--- Exercise ---
Below is a block of records: output all of them exactly and leave out the pictures.
[BEGIN Provided information]
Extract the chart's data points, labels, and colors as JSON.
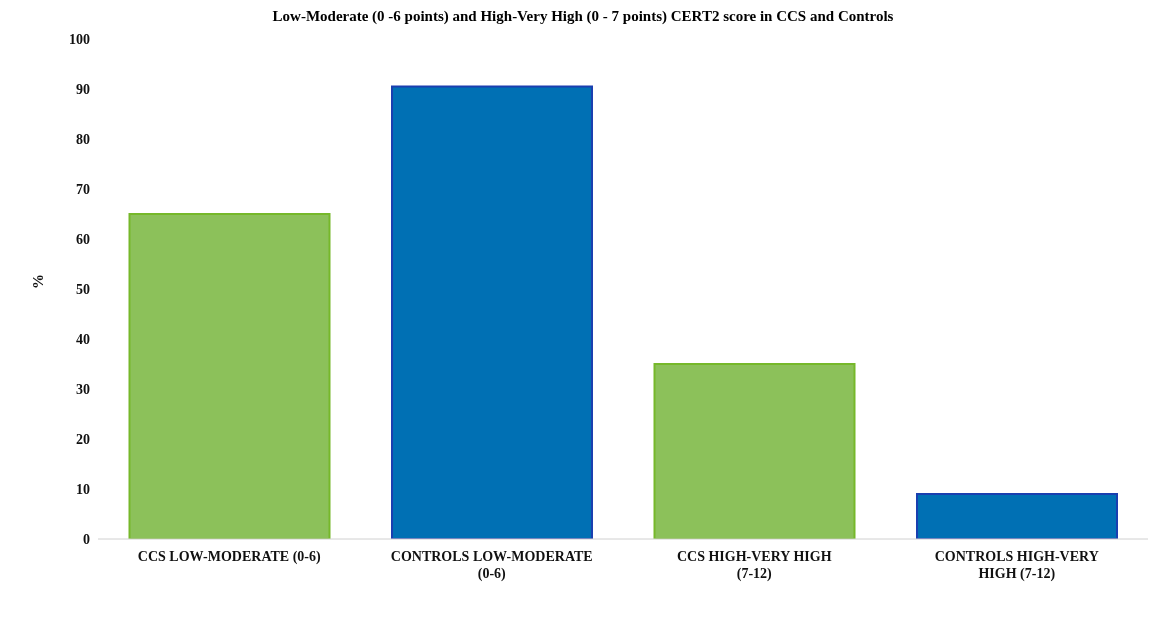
{
  "chart_data": {
    "type": "bar",
    "title": "Low-Moderate (0 -6 points) and High-Very High (0 - 7 points) CERT2 score in CCS and Controls",
    "ylabel": "%",
    "categories": [
      "CCS LOW-MODERATE (0-6)",
      "CONTROLS LOW-MODERATE (0-6)",
      "CCS HIGH-VERY HIGH (7-12)",
      "CONTROLS HIGH-VERY HIGH (7-12)"
    ],
    "values": [
      65,
      90.5,
      35,
      9
    ],
    "colors": [
      "#8cc15a",
      "#0070b4",
      "#8cc15a",
      "#0070b4"
    ],
    "ylim": [
      0,
      100
    ],
    "yticks": [
      0,
      10,
      20,
      30,
      40,
      50,
      60,
      70,
      80,
      90,
      100
    ],
    "grid": false,
    "legend": false
  }
}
[END Provided information]
--- Solution to the exercise ---
Extract the chart's data points, labels, and colors as JSON.
{
  "chart_data": {
    "type": "bar",
    "title": "Low-Moderate (0 -6 points) and High-Very High (0 - 7 points) CERT2 score in CCS and Controls",
    "ylabel": "%",
    "categories": [
      "CCS LOW-MODERATE (0-6)",
      "CONTROLS LOW-MODERATE (0-6)",
      "CCS HIGH-VERY HIGH (7-12)",
      "CONTROLS HIGH-VERY HIGH (7-12)"
    ],
    "values": [
      65,
      90.5,
      35,
      9
    ],
    "colors": [
      "#8cc15a",
      "#0070b4",
      "#8cc15a",
      "#0070b4"
    ],
    "ylim": [
      0,
      100
    ],
    "yticks": [
      0,
      10,
      20,
      30,
      40,
      50,
      60,
      70,
      80,
      90,
      100
    ],
    "grid": false,
    "legend": false
  }
}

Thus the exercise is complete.